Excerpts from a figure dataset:
══════════════════════════════
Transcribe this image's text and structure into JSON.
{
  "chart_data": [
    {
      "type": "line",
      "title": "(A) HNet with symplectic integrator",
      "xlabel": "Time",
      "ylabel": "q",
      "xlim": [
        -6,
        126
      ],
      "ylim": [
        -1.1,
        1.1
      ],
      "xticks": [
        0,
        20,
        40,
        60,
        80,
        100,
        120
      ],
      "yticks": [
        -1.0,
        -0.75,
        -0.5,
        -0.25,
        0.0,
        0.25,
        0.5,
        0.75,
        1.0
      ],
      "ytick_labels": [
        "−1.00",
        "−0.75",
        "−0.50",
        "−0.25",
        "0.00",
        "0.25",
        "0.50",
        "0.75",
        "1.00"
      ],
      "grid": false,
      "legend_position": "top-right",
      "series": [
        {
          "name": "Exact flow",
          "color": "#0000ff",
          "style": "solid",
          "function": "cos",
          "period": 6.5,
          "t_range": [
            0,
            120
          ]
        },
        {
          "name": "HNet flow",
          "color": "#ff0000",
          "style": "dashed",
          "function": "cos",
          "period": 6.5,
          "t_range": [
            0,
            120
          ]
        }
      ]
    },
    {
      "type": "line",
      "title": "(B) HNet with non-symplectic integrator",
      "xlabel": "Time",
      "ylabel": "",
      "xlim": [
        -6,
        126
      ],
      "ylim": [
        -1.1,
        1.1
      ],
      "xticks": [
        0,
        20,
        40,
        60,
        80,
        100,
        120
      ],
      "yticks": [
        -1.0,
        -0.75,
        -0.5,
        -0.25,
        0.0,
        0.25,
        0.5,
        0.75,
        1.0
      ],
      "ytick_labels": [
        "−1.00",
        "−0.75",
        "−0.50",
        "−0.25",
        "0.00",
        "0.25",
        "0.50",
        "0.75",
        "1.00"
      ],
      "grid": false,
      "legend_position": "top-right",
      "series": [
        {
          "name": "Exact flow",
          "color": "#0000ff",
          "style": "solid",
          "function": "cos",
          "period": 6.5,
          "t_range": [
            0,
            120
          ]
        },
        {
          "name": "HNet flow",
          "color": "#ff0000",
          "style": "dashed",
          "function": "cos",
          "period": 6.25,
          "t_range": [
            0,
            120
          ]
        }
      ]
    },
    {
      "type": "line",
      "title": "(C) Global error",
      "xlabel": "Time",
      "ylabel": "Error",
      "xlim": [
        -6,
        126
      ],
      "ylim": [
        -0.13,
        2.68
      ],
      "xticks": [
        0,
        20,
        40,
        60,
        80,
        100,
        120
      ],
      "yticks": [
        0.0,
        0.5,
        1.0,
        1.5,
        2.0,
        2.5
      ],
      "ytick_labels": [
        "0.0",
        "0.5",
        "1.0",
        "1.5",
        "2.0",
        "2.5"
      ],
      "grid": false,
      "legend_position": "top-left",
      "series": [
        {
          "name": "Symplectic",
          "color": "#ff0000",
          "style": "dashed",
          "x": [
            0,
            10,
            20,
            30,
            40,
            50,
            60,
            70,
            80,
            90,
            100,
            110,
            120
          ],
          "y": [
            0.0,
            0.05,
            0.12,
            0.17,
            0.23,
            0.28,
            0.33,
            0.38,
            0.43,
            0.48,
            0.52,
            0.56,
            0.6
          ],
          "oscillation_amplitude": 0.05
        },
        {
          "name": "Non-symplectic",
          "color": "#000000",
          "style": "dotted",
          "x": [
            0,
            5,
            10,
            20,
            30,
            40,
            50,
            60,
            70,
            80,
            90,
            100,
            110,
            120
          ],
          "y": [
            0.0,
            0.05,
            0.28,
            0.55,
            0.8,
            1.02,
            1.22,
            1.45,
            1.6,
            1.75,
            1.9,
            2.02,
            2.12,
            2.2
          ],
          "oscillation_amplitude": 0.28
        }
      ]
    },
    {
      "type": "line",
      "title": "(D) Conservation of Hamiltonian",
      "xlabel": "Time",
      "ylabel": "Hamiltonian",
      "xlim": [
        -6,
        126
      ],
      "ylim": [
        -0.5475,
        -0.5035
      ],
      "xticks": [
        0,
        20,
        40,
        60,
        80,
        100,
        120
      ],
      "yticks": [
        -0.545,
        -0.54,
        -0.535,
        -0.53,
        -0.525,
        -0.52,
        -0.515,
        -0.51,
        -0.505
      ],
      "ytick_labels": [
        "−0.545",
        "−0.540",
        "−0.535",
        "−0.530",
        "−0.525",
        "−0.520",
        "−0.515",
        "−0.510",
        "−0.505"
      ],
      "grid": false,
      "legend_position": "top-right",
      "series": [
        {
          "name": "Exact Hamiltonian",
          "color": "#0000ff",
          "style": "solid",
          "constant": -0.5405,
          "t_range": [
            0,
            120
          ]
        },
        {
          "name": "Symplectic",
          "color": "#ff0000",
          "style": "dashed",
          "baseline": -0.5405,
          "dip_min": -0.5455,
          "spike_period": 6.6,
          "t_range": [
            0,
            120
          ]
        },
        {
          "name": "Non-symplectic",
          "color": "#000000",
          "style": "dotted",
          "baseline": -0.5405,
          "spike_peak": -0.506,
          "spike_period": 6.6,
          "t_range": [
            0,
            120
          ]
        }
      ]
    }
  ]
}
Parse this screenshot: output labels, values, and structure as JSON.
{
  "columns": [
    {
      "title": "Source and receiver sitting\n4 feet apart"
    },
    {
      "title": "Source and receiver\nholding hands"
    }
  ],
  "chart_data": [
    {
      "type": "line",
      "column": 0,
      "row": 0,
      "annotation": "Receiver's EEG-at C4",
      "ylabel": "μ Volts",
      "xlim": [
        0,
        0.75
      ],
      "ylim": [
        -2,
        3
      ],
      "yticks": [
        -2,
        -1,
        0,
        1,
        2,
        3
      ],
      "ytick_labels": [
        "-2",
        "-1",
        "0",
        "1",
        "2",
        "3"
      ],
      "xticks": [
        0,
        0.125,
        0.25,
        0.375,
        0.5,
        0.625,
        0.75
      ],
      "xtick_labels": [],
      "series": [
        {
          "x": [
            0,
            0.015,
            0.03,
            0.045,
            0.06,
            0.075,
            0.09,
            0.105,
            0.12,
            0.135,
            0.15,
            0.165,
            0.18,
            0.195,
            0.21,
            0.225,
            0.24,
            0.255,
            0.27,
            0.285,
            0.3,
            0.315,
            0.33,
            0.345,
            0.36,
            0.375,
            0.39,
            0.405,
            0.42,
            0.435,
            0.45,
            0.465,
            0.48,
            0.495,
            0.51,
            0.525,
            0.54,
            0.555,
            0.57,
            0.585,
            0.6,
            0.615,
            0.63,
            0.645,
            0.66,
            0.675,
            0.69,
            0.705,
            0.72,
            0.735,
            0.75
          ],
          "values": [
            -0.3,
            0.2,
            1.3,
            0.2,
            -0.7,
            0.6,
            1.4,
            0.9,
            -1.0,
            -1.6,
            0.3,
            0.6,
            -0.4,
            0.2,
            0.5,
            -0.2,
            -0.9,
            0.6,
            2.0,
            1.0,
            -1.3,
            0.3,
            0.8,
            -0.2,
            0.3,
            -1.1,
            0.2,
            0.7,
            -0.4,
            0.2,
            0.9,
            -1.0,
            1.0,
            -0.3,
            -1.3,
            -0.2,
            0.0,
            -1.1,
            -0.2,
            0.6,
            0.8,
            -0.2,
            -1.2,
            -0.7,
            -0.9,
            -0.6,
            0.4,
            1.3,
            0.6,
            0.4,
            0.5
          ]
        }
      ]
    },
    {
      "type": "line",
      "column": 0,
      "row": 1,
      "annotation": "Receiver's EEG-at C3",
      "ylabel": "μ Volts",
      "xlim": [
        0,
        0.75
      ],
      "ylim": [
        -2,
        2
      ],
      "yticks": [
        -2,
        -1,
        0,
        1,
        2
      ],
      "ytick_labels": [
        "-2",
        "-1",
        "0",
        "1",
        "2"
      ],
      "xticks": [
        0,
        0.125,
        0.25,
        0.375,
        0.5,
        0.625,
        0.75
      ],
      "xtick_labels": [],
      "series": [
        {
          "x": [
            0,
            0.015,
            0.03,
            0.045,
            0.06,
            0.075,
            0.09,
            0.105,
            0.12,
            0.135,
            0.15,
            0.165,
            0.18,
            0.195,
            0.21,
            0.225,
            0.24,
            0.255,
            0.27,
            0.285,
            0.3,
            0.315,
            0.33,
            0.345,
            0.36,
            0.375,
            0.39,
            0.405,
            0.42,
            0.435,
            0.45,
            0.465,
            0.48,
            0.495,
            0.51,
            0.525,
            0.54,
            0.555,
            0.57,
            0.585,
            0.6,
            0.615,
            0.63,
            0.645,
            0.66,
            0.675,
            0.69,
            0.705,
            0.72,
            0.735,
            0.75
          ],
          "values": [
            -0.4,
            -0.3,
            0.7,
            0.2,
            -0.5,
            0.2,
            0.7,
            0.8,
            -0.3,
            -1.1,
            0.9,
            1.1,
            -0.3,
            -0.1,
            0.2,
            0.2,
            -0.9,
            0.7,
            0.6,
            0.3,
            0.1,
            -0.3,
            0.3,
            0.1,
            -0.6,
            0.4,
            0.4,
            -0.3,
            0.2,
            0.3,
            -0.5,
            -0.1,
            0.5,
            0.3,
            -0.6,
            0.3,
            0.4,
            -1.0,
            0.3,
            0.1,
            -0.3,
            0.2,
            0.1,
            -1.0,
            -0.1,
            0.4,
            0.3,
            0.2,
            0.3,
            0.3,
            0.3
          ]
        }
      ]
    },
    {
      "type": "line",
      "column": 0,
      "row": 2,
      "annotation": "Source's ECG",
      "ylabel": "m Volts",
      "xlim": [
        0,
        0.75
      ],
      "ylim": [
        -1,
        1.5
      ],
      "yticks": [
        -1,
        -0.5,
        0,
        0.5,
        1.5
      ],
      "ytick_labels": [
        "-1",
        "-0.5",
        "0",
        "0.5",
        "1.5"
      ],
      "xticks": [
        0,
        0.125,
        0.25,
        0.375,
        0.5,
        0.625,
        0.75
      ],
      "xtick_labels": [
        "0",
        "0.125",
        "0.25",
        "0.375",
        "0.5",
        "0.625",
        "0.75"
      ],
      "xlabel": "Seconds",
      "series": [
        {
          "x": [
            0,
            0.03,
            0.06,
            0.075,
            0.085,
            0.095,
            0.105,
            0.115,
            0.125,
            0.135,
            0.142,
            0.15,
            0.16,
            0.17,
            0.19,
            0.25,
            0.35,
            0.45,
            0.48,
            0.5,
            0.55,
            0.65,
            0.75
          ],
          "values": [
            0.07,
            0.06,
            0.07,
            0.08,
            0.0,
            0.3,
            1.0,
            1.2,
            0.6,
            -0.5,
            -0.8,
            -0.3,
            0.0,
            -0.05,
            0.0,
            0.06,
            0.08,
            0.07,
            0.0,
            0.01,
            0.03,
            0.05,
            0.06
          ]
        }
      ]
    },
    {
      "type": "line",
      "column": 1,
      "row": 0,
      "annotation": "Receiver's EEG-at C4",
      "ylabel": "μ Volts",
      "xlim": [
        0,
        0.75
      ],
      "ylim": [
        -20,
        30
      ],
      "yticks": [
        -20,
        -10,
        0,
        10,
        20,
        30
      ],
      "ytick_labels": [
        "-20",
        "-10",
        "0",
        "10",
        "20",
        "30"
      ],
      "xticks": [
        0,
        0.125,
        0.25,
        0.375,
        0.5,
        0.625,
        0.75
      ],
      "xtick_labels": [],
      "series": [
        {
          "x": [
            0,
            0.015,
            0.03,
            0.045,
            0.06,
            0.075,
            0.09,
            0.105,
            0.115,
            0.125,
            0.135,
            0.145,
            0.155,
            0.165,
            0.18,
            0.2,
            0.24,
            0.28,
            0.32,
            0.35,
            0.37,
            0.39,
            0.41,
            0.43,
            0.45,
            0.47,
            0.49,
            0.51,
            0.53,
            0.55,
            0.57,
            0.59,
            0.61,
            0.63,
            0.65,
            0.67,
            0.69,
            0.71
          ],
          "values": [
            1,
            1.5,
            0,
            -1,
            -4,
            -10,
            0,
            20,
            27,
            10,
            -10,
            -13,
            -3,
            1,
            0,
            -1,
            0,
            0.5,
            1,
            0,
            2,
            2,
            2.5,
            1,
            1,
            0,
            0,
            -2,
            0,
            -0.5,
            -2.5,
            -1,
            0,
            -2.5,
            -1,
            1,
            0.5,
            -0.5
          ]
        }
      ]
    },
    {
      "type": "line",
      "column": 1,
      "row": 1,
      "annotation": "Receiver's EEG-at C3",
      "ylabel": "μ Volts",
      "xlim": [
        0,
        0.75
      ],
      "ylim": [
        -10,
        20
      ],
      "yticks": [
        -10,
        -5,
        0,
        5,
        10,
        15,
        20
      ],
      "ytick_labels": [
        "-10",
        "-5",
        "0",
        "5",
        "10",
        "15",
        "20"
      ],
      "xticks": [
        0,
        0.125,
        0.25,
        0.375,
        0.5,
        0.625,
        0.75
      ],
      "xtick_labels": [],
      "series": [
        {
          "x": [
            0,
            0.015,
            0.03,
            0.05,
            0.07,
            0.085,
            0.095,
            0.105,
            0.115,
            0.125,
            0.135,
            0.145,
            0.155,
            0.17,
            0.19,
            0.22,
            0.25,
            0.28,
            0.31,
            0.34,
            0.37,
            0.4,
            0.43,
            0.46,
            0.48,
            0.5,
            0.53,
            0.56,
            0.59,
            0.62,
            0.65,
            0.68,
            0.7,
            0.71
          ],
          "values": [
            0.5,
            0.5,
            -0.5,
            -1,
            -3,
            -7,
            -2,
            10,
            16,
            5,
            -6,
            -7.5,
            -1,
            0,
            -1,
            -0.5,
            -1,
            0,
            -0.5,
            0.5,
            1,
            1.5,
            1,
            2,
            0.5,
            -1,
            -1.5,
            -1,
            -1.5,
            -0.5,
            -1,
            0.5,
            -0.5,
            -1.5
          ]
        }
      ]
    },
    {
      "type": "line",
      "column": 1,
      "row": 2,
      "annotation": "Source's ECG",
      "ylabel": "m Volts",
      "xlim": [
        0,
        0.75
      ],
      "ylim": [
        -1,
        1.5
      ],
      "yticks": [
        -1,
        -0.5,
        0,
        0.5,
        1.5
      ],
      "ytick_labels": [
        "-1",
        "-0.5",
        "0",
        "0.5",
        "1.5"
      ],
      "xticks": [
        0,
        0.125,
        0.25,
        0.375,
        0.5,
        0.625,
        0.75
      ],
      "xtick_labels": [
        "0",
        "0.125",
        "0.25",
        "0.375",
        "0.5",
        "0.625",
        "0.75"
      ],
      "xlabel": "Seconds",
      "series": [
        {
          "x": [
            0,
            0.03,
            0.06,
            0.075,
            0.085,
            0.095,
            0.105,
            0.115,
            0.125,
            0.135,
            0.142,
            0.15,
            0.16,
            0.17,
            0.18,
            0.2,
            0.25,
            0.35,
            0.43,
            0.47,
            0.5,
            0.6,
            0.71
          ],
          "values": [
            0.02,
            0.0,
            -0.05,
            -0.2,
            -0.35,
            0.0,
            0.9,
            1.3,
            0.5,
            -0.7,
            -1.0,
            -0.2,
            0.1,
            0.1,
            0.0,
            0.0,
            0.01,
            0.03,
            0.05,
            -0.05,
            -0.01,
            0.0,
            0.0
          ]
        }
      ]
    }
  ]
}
══════════════════════════════
▶ Exercise brief:
Where a line above contains the string "Source", copy that line.

▶ Task output:
      "title": "Source and receiver sitting\n4 feet apart"
      "title": "Source and receiver\nholding hands"
      "annotation": "Source's ECG",
      "annotation": "Source's ECG",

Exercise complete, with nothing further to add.